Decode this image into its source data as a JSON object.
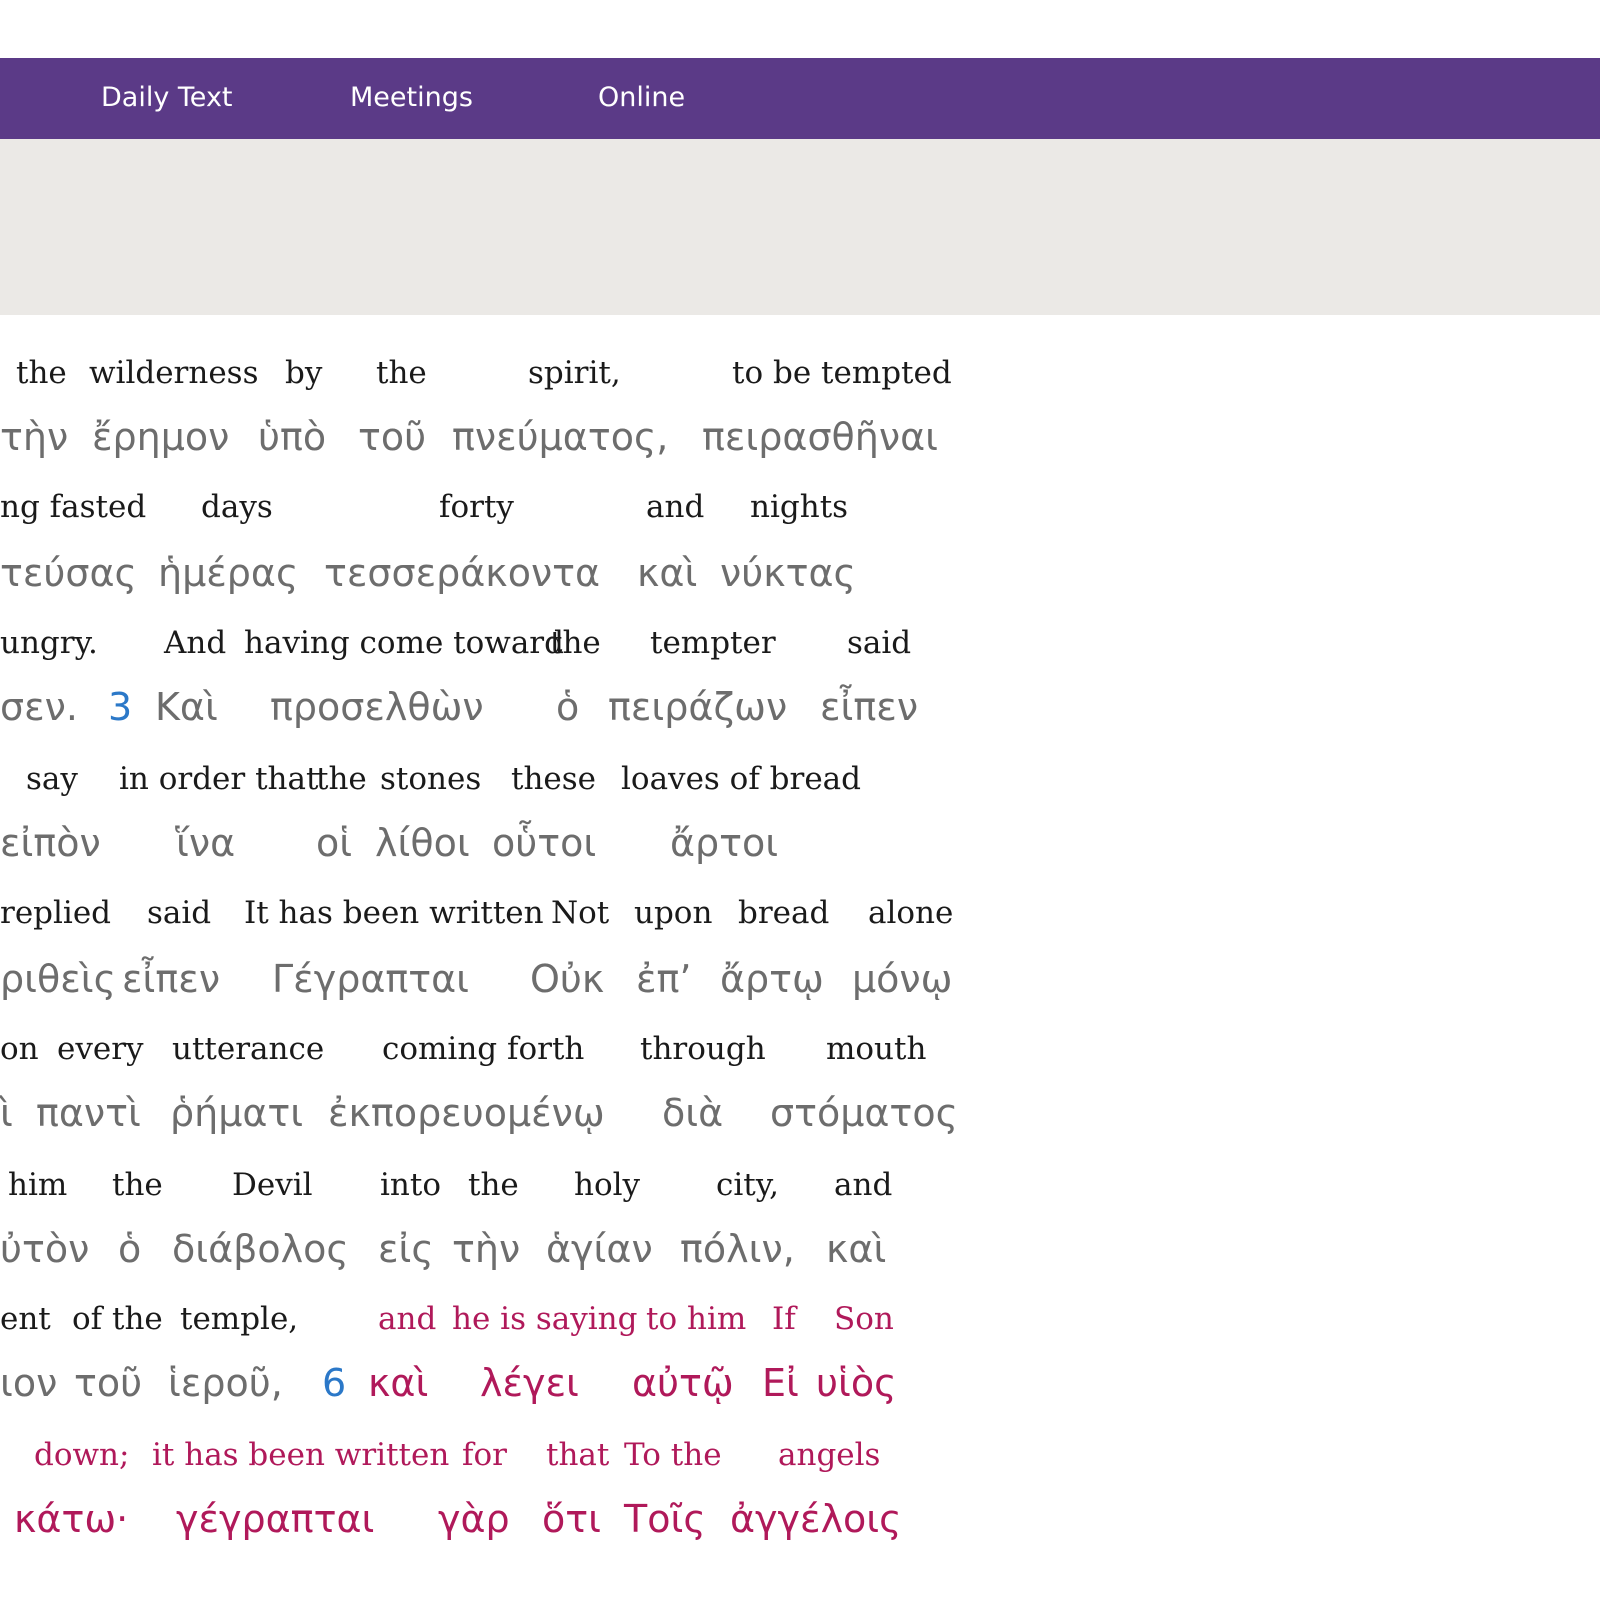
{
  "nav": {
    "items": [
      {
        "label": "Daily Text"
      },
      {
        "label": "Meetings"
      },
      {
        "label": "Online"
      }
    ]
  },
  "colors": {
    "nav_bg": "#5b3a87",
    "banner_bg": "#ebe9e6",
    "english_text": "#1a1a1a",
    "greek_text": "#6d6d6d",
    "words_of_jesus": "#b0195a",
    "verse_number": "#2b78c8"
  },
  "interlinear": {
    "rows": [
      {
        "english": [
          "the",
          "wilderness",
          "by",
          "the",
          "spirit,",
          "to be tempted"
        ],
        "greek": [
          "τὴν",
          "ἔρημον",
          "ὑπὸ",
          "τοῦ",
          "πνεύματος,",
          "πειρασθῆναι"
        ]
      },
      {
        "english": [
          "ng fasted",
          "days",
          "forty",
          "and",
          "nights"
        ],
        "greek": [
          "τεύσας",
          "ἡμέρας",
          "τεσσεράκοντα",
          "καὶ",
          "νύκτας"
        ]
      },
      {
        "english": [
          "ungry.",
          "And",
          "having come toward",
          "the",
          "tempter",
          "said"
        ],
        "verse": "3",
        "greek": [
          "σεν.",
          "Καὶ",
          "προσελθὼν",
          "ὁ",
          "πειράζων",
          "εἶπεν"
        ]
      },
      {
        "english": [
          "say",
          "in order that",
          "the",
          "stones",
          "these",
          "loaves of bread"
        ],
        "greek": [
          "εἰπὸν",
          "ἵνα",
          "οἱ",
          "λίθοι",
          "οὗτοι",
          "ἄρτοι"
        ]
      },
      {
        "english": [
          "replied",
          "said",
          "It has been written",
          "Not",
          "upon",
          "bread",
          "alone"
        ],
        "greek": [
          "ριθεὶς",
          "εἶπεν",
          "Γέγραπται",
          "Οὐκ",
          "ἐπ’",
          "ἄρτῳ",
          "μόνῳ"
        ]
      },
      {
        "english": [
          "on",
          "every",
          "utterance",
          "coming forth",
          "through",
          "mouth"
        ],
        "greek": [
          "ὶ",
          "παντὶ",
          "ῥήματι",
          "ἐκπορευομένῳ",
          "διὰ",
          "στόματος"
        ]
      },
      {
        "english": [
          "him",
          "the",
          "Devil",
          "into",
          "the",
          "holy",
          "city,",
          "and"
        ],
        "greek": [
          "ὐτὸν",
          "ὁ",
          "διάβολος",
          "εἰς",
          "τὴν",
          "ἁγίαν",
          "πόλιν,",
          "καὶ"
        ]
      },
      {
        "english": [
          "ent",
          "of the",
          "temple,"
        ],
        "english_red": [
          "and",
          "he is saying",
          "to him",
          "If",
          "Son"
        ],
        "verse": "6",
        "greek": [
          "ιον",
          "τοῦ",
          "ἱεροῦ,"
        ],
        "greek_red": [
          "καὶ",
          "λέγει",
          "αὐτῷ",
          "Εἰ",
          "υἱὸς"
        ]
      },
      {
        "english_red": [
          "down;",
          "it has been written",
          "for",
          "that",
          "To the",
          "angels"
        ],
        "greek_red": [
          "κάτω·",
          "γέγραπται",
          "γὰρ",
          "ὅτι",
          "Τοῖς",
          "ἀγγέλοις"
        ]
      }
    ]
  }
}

+--

**WRITTEN PROBLEM**
Copy out each line exactly, without the pictures.

**ANSWER FOR THE TASK**
Decode this image into its source data as a JSON object.
{
  "nav": {
    "items": [
      {
        "label": "Daily Text"
      },
      {
        "label": "Meetings"
      },
      {
        "label": "Online"
      }
    ]
  },
  "colors": {
    "nav_bg": "#5b3a87",
    "banner_bg": "#ebe9e6",
    "english_text": "#1a1a1a",
    "greek_text": "#6d6d6d",
    "words_of_jesus": "#b0195a",
    "verse_number": "#2b78c8"
  },
  "interlinear": {
    "rows": [
      {
        "english": [
          "the",
          "wilderness",
          "by",
          "the",
          "spirit,",
          "to be tempted"
        ],
        "greek": [
          "τὴν",
          "ἔρημον",
          "ὑπὸ",
          "τοῦ",
          "πνεύματος,",
          "πειρασθῆναι"
        ]
      },
      {
        "english": [
          "ng fasted",
          "days",
          "forty",
          "and",
          "nights"
        ],
        "greek": [
          "τεύσας",
          "ἡμέρας",
          "τεσσεράκοντα",
          "καὶ",
          "νύκτας"
        ]
      },
      {
        "english": [
          "ungry.",
          "And",
          "having come toward",
          "the",
          "tempter",
          "said"
        ],
        "verse": "3",
        "greek": [
          "σεν.",
          "Καὶ",
          "προσελθὼν",
          "ὁ",
          "πειράζων",
          "εἶπεν"
        ]
      },
      {
        "english": [
          "say",
          "in order that",
          "the",
          "stones",
          "these",
          "loaves of bread"
        ],
        "greek": [
          "εἰπὸν",
          "ἵνα",
          "οἱ",
          "λίθοι",
          "οὗτοι",
          "ἄρτοι"
        ]
      },
      {
        "english": [
          "replied",
          "said",
          "It has been written",
          "Not",
          "upon",
          "bread",
          "alone"
        ],
        "greek": [
          "ριθεὶς",
          "εἶπεν",
          "Γέγραπται",
          "Οὐκ",
          "ἐπ’",
          "ἄρτῳ",
          "μόνῳ"
        ]
      },
      {
        "english": [
          "on",
          "every",
          "utterance",
          "coming forth",
          "through",
          "mouth"
        ],
        "greek": [
          "ὶ",
          "παντὶ",
          "ῥήματι",
          "ἐκπορευομένῳ",
          "διὰ",
          "στόματος"
        ]
      },
      {
        "english": [
          "him",
          "the",
          "Devil",
          "into",
          "the",
          "holy",
          "city,",
          "and"
        ],
        "greek": [
          "ὐτὸν",
          "ὁ",
          "διάβολος",
          "εἰς",
          "τὴν",
          "ἁγίαν",
          "πόλιν,",
          "καὶ"
        ]
      },
      {
        "english": [
          "ent",
          "of the",
          "temple,"
        ],
        "english_red": [
          "and",
          "he is saying",
          "to him",
          "If",
          "Son"
        ],
        "verse": "6",
        "greek": [
          "ιον",
          "τοῦ",
          "ἱεροῦ,"
        ],
        "greek_red": [
          "καὶ",
          "λέγει",
          "αὐτῷ",
          "Εἰ",
          "υἱὸς"
        ]
      },
      {
        "english_red": [
          "down;",
          "it has been written",
          "for",
          "that",
          "To the",
          "angels"
        ],
        "greek_red": [
          "κάτω·",
          "γέγραπται",
          "γὰρ",
          "ὅτι",
          "Τοῖς",
          "ἀγγέλοις"
        ]
      }
    ]
  }
}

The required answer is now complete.